## START

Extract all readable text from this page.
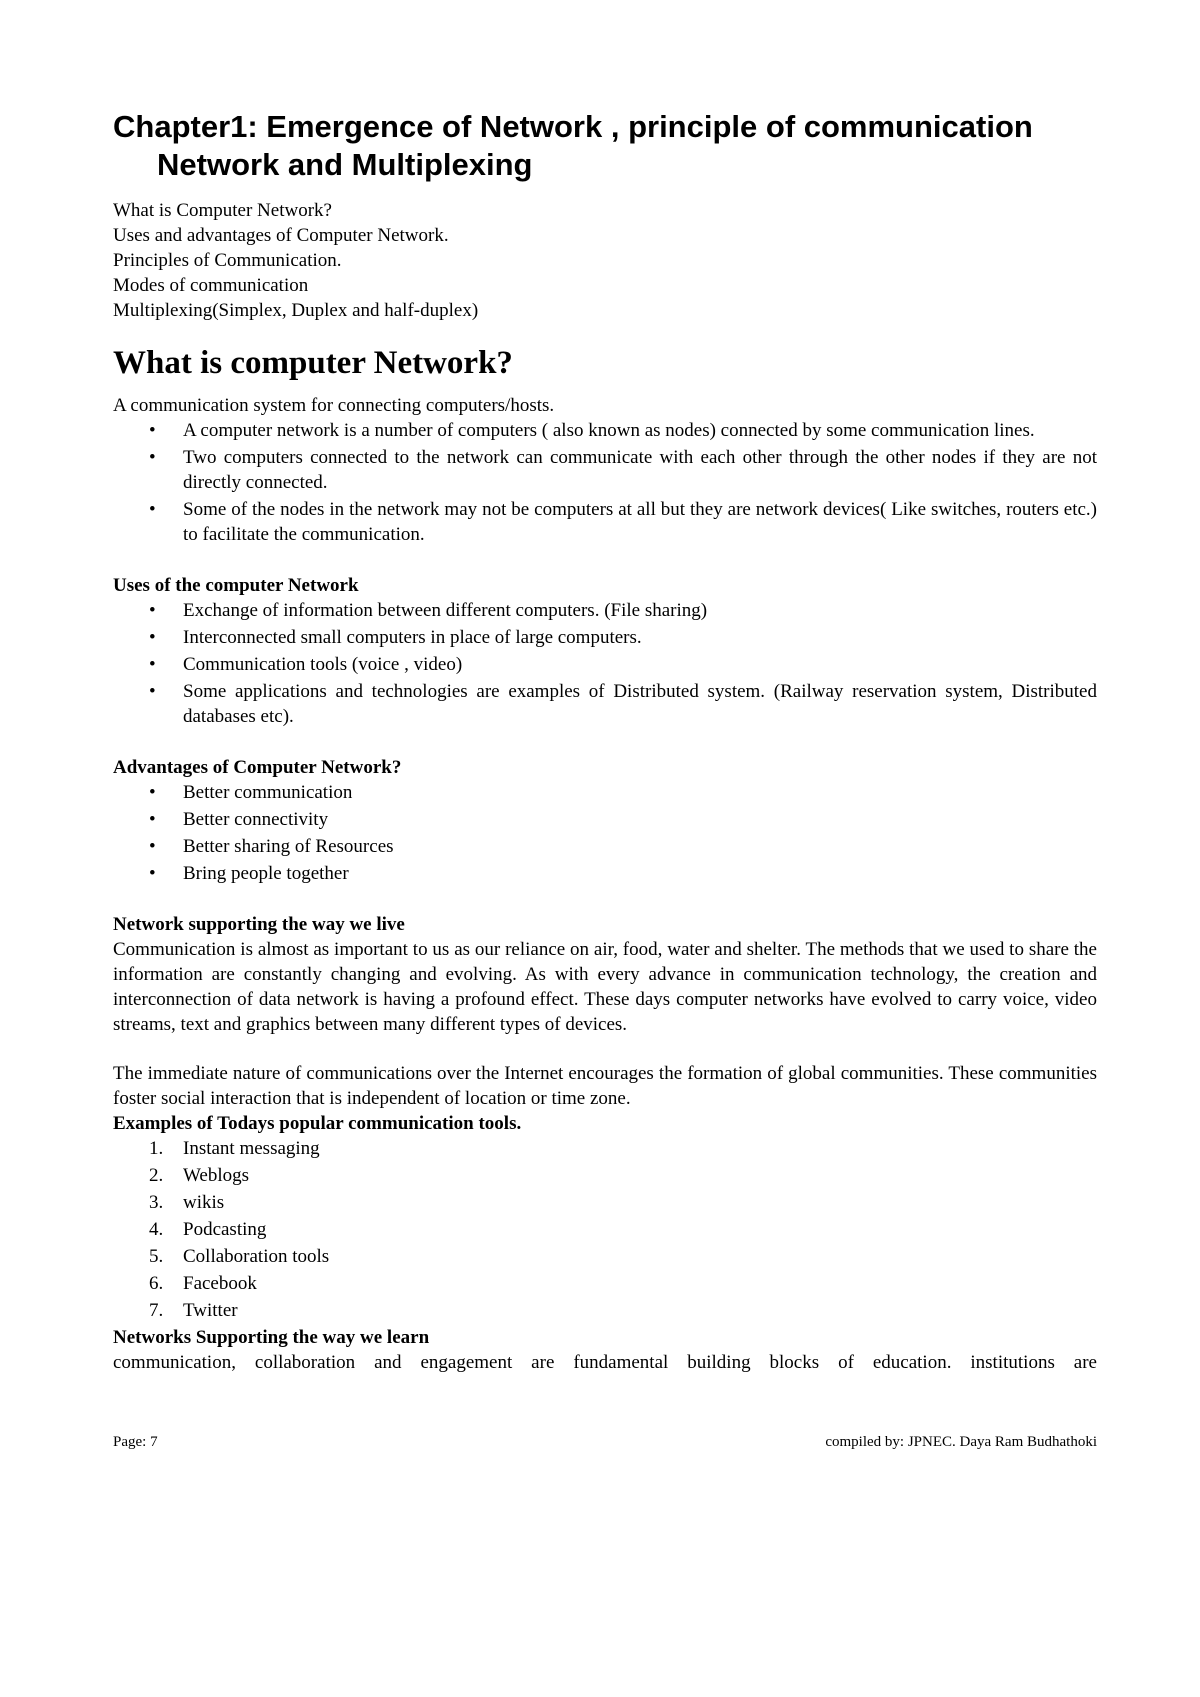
Chapter1: Emergence of Network , principle of communication
Network and Multiplexing
What is Computer Network?
Uses and advantages of Computer Network.
Principles of Communication.
Modes of communication
Multiplexing(Simplex, Duplex and half-duplex)
What is computer Network?

A communication system for connecting computers/hosts.

•	A computer network is a number of computers ( also known as nodes) connected by some communication lines.
•	Two computers connected to the network can communicate with each other through the other nodes if they are not directly connected.
•	Some of the nodes in the network may not be computers at all but they are network devices( Like switches, routers etc.) to facilitate the communication.
Uses of the computer Network
•	Exchange of information between different computers. (File sharing)
•	Interconnected small computers in place of large computers.
•	Communication tools (voice , video)
•	Some applications and technologies are examples of Distributed system. (Railway reservation system, Distributed databases etc).
Advantages of Computer Network?
•	Better communication
•	Better connectivity
•	Better sharing of Resources
•	Bring people together
Network supporting the way we live

Communication is almost as important to us as our reliance on air, food, water and shelter. The methods that we used to share the information are constantly changing and evolving. As with every advance in communication technology, the creation and interconnection of data network is having a profound effect. These days computer networks have evolved to carry voice, video streams, text and graphics between many different types of devices.

The immediate nature of communications over the Internet encourages the formation of global communities. These communities foster social interaction that is independent of location or time zone.

Examples of Todays popular communication tools.
1.	Instant messaging
2.	Weblogs
3.	wikis
4.	Podcasting
5.	Collaboration tools
6.	Facebook
7.	Twitter
Networks Supporting the way we learn

communication, collaboration and engagement are fundamental building blocks of education. institutions are

Page: 7	compiled by: JPNEC. Daya Ram Budhathoki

## END

Reproduce every line from the entries that holds the word "Multiplexing".

Network and Multiplexing
Multiplexing(Simplex, Duplex and half-duplex)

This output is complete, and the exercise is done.